**TO BE DONE**:
Go through the listing and set it down exactly, leaving out its pictures.
** START DATA FOR THIS EXERCISE **
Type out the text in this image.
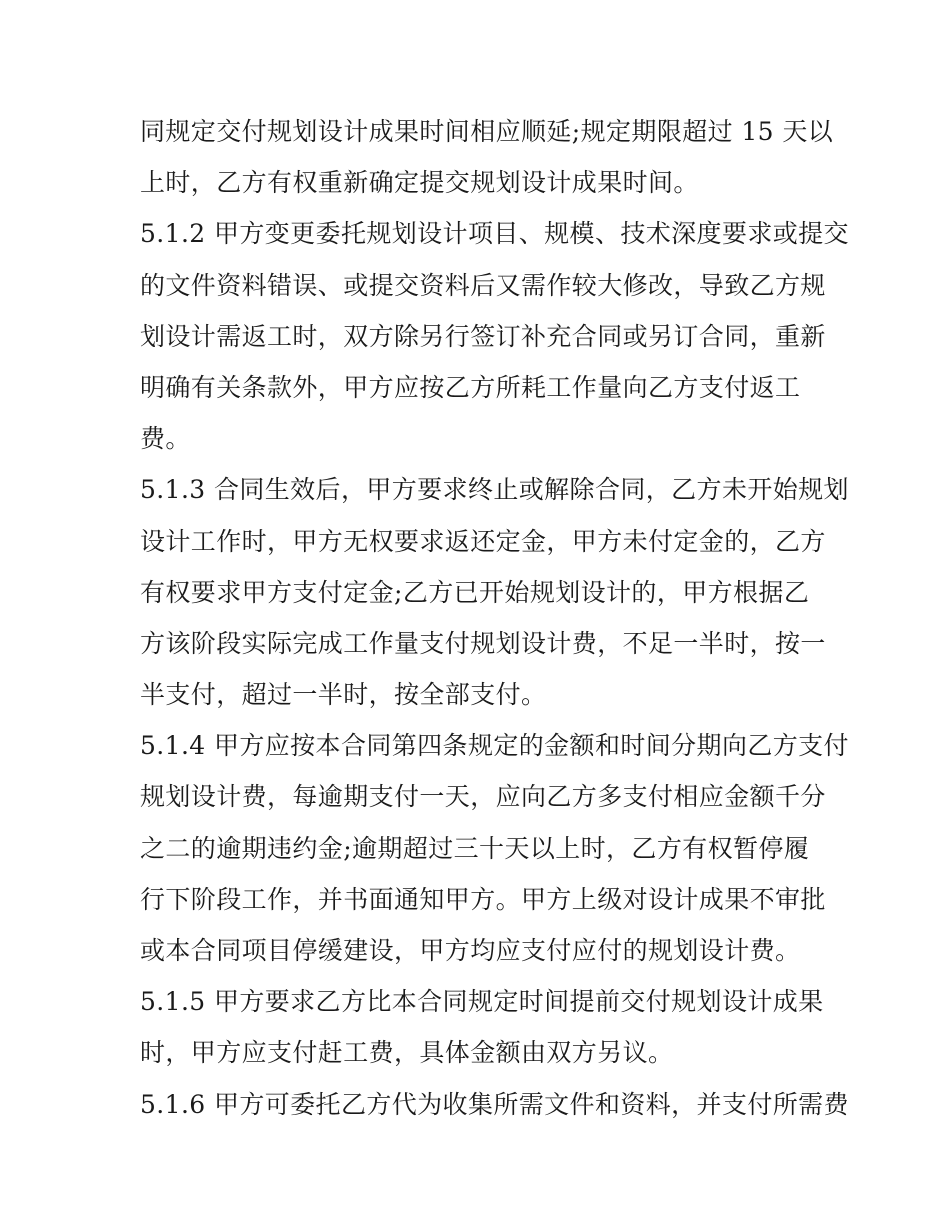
同规定交付规划设计成果时间相应顺延;规定期限超过 15 天以
上时，乙方有权重新确定提交规划设计成果时间。
5.1.2 甲方变更委托规划设计项目、规模、技术深度要求或提交
的文件资料错误、或提交资料后又需作较大修改，导致乙方规
划设计需返工时，双方除另行签订补充合同或另订合同，重新
明确有关条款外，甲方应按乙方所耗工作量向乙方支付返工
费。
5.1.3 合同生效后，甲方要求终止或解除合同，乙方未开始规划
设计工作时，甲方无权要求返还定金，甲方未付定金的，乙方
有权要求甲方支付定金;乙方已开始规划设计的，甲方根据乙
方该阶段实际完成工作量支付规划设计费，不足一半时，按一
半支付，超过一半时，按全部支付。
5.1.4 甲方应按本合同第四条规定的金额和时间分期向乙方支付
规划设计费，每逾期支付一天，应向乙方多支付相应金额千分
之二的逾期违约金;逾期超过三十天以上时，乙方有权暂停履
行下阶段工作，并书面通知甲方。甲方上级对设计成果不审批
或本合同项目停缓建设，甲方均应支付应付的规划设计费。
5.1.5 甲方要求乙方比本合同规定时间提前交付规划设计成果
时，甲方应支付赶工费，具体金额由双方另议。
5.1.6 甲方可委托乙方代为收集所需文件和资料，并支付所需费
** END DATA FOR THIS EXERCISE **
**FINISHED TASK**:
Type out the text in this image.
同规定交付规划设计成果时间相应顺延;规定期限超过 15 天以
上时，乙方有权重新确定提交规划设计成果时间。
5.1.2 甲方变更委托规划设计项目、规模、技术深度要求或提交
的文件资料错误、或提交资料后又需作较大修改，导致乙方规
划设计需返工时，双方除另行签订补充合同或另订合同，重新
明确有关条款外，甲方应按乙方所耗工作量向乙方支付返工
费。
5.1.3 合同生效后，甲方要求终止或解除合同，乙方未开始规划
设计工作时，甲方无权要求返还定金，甲方未付定金的，乙方
有权要求甲方支付定金;乙方已开始规划设计的，甲方根据乙
方该阶段实际完成工作量支付规划设计费，不足一半时，按一
半支付，超过一半时，按全部支付。
5.1.4 甲方应按本合同第四条规定的金额和时间分期向乙方支付
规划设计费，每逾期支付一天，应向乙方多支付相应金额千分
之二的逾期违约金;逾期超过三十天以上时，乙方有权暂停履
行下阶段工作，并书面通知甲方。甲方上级对设计成果不审批
或本合同项目停缓建设，甲方均应支付应付的规划设计费。
5.1.5 甲方要求乙方比本合同规定时间提前交付规划设计成果
时，甲方应支付赶工费，具体金额由双方另议。
5.1.6 甲方可委托乙方代为收集所需文件和资料，并支付所需费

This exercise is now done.